▶ [To do] Repeat each entry as written and leave the images out of the copy.

▶ [Working data]
--- Begin ---

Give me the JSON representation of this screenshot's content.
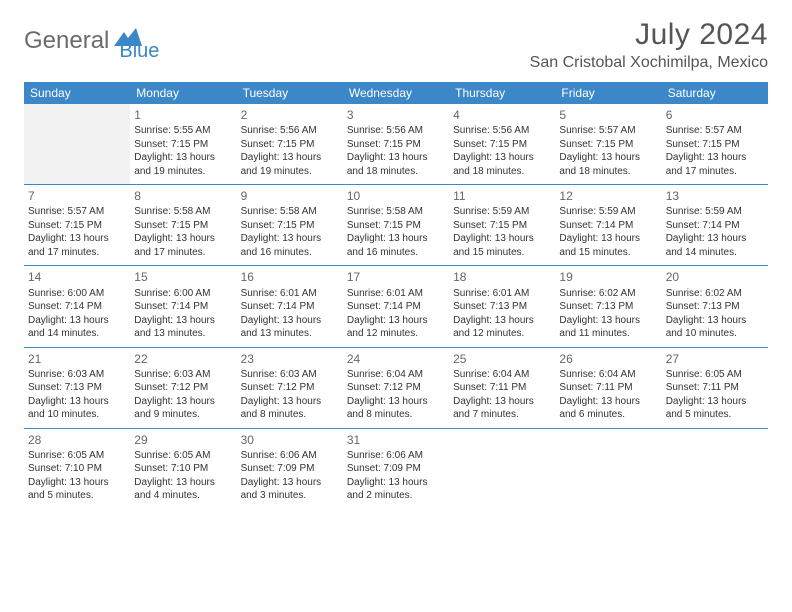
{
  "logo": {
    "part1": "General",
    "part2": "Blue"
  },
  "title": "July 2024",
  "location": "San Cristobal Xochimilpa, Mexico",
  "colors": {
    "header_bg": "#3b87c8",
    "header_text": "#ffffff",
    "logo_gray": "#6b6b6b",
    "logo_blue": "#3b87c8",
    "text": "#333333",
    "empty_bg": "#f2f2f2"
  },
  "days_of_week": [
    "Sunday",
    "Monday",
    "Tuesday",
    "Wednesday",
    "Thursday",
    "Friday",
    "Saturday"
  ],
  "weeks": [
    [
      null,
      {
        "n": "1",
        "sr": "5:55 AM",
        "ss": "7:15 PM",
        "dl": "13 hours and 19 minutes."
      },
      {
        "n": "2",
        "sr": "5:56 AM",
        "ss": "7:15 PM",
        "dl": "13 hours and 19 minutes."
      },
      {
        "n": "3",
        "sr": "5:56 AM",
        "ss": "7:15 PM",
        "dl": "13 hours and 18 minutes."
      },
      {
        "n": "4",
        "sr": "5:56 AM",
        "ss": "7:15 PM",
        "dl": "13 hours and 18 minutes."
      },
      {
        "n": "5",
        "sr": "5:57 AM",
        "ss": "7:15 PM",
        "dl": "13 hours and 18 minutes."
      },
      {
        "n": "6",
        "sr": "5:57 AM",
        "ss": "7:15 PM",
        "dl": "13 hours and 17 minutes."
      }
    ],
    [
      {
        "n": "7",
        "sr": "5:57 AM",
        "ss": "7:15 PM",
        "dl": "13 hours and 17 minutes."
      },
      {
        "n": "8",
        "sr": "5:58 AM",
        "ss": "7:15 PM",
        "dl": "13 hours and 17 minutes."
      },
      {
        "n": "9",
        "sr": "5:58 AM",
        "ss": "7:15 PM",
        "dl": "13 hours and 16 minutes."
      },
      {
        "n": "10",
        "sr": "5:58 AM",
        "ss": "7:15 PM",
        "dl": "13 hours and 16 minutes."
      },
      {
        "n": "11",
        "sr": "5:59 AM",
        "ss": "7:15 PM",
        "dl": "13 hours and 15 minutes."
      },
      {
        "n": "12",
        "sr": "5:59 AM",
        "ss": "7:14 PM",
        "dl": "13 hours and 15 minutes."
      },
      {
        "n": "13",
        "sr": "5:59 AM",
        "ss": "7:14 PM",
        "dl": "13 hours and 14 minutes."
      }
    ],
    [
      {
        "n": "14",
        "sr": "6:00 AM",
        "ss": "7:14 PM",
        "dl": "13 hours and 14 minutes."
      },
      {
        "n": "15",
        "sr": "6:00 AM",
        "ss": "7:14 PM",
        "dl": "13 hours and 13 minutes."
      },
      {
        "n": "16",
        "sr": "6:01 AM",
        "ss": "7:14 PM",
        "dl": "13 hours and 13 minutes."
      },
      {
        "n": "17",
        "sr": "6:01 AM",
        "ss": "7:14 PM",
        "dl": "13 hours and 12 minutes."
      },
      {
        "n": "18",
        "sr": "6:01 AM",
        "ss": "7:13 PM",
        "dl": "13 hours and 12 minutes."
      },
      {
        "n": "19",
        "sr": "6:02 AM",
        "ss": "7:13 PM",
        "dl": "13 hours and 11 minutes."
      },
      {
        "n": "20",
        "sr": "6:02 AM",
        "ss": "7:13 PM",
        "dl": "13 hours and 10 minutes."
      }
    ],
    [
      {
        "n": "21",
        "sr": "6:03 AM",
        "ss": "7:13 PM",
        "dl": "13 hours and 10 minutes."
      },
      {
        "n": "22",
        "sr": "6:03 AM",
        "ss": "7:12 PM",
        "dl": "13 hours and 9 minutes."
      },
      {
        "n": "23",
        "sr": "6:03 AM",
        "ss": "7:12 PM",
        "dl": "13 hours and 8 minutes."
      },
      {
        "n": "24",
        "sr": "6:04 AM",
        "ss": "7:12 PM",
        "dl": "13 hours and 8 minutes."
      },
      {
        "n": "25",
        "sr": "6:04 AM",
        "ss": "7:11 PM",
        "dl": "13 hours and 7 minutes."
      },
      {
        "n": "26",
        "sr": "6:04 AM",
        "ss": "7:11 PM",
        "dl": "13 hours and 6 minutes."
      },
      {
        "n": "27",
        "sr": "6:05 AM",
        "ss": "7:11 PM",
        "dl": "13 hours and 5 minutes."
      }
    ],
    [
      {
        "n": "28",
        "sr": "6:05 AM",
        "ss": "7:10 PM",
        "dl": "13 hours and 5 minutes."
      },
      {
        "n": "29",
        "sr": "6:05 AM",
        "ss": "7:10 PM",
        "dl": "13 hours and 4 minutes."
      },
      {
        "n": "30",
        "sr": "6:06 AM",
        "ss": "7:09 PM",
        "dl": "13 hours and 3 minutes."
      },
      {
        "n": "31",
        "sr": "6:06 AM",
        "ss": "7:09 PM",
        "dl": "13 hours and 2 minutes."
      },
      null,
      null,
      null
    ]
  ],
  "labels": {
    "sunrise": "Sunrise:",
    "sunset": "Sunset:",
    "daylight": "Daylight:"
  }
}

--- End ---

▶ [Answer to this problem]
Give me the JSON representation of this screenshot's content.
{
  "logo": {
    "part1": "General",
    "part2": "Blue"
  },
  "title": "July 2024",
  "location": "San Cristobal Xochimilpa, Mexico",
  "colors": {
    "header_bg": "#3b87c8",
    "header_text": "#ffffff",
    "logo_gray": "#6b6b6b",
    "logo_blue": "#3b87c8",
    "text": "#333333",
    "empty_bg": "#f2f2f2"
  },
  "days_of_week": [
    "Sunday",
    "Monday",
    "Tuesday",
    "Wednesday",
    "Thursday",
    "Friday",
    "Saturday"
  ],
  "weeks": [
    [
      null,
      {
        "n": "1",
        "sr": "5:55 AM",
        "ss": "7:15 PM",
        "dl": "13 hours and 19 minutes."
      },
      {
        "n": "2",
        "sr": "5:56 AM",
        "ss": "7:15 PM",
        "dl": "13 hours and 19 minutes."
      },
      {
        "n": "3",
        "sr": "5:56 AM",
        "ss": "7:15 PM",
        "dl": "13 hours and 18 minutes."
      },
      {
        "n": "4",
        "sr": "5:56 AM",
        "ss": "7:15 PM",
        "dl": "13 hours and 18 minutes."
      },
      {
        "n": "5",
        "sr": "5:57 AM",
        "ss": "7:15 PM",
        "dl": "13 hours and 18 minutes."
      },
      {
        "n": "6",
        "sr": "5:57 AM",
        "ss": "7:15 PM",
        "dl": "13 hours and 17 minutes."
      }
    ],
    [
      {
        "n": "7",
        "sr": "5:57 AM",
        "ss": "7:15 PM",
        "dl": "13 hours and 17 minutes."
      },
      {
        "n": "8",
        "sr": "5:58 AM",
        "ss": "7:15 PM",
        "dl": "13 hours and 17 minutes."
      },
      {
        "n": "9",
        "sr": "5:58 AM",
        "ss": "7:15 PM",
        "dl": "13 hours and 16 minutes."
      },
      {
        "n": "10",
        "sr": "5:58 AM",
        "ss": "7:15 PM",
        "dl": "13 hours and 16 minutes."
      },
      {
        "n": "11",
        "sr": "5:59 AM",
        "ss": "7:15 PM",
        "dl": "13 hours and 15 minutes."
      },
      {
        "n": "12",
        "sr": "5:59 AM",
        "ss": "7:14 PM",
        "dl": "13 hours and 15 minutes."
      },
      {
        "n": "13",
        "sr": "5:59 AM",
        "ss": "7:14 PM",
        "dl": "13 hours and 14 minutes."
      }
    ],
    [
      {
        "n": "14",
        "sr": "6:00 AM",
        "ss": "7:14 PM",
        "dl": "13 hours and 14 minutes."
      },
      {
        "n": "15",
        "sr": "6:00 AM",
        "ss": "7:14 PM",
        "dl": "13 hours and 13 minutes."
      },
      {
        "n": "16",
        "sr": "6:01 AM",
        "ss": "7:14 PM",
        "dl": "13 hours and 13 minutes."
      },
      {
        "n": "17",
        "sr": "6:01 AM",
        "ss": "7:14 PM",
        "dl": "13 hours and 12 minutes."
      },
      {
        "n": "18",
        "sr": "6:01 AM",
        "ss": "7:13 PM",
        "dl": "13 hours and 12 minutes."
      },
      {
        "n": "19",
        "sr": "6:02 AM",
        "ss": "7:13 PM",
        "dl": "13 hours and 11 minutes."
      },
      {
        "n": "20",
        "sr": "6:02 AM",
        "ss": "7:13 PM",
        "dl": "13 hours and 10 minutes."
      }
    ],
    [
      {
        "n": "21",
        "sr": "6:03 AM",
        "ss": "7:13 PM",
        "dl": "13 hours and 10 minutes."
      },
      {
        "n": "22",
        "sr": "6:03 AM",
        "ss": "7:12 PM",
        "dl": "13 hours and 9 minutes."
      },
      {
        "n": "23",
        "sr": "6:03 AM",
        "ss": "7:12 PM",
        "dl": "13 hours and 8 minutes."
      },
      {
        "n": "24",
        "sr": "6:04 AM",
        "ss": "7:12 PM",
        "dl": "13 hours and 8 minutes."
      },
      {
        "n": "25",
        "sr": "6:04 AM",
        "ss": "7:11 PM",
        "dl": "13 hours and 7 minutes."
      },
      {
        "n": "26",
        "sr": "6:04 AM",
        "ss": "7:11 PM",
        "dl": "13 hours and 6 minutes."
      },
      {
        "n": "27",
        "sr": "6:05 AM",
        "ss": "7:11 PM",
        "dl": "13 hours and 5 minutes."
      }
    ],
    [
      {
        "n": "28",
        "sr": "6:05 AM",
        "ss": "7:10 PM",
        "dl": "13 hours and 5 minutes."
      },
      {
        "n": "29",
        "sr": "6:05 AM",
        "ss": "7:10 PM",
        "dl": "13 hours and 4 minutes."
      },
      {
        "n": "30",
        "sr": "6:06 AM",
        "ss": "7:09 PM",
        "dl": "13 hours and 3 minutes."
      },
      {
        "n": "31",
        "sr": "6:06 AM",
        "ss": "7:09 PM",
        "dl": "13 hours and 2 minutes."
      },
      null,
      null,
      null
    ]
  ],
  "labels": {
    "sunrise": "Sunrise:",
    "sunset": "Sunset:",
    "daylight": "Daylight:"
  }
}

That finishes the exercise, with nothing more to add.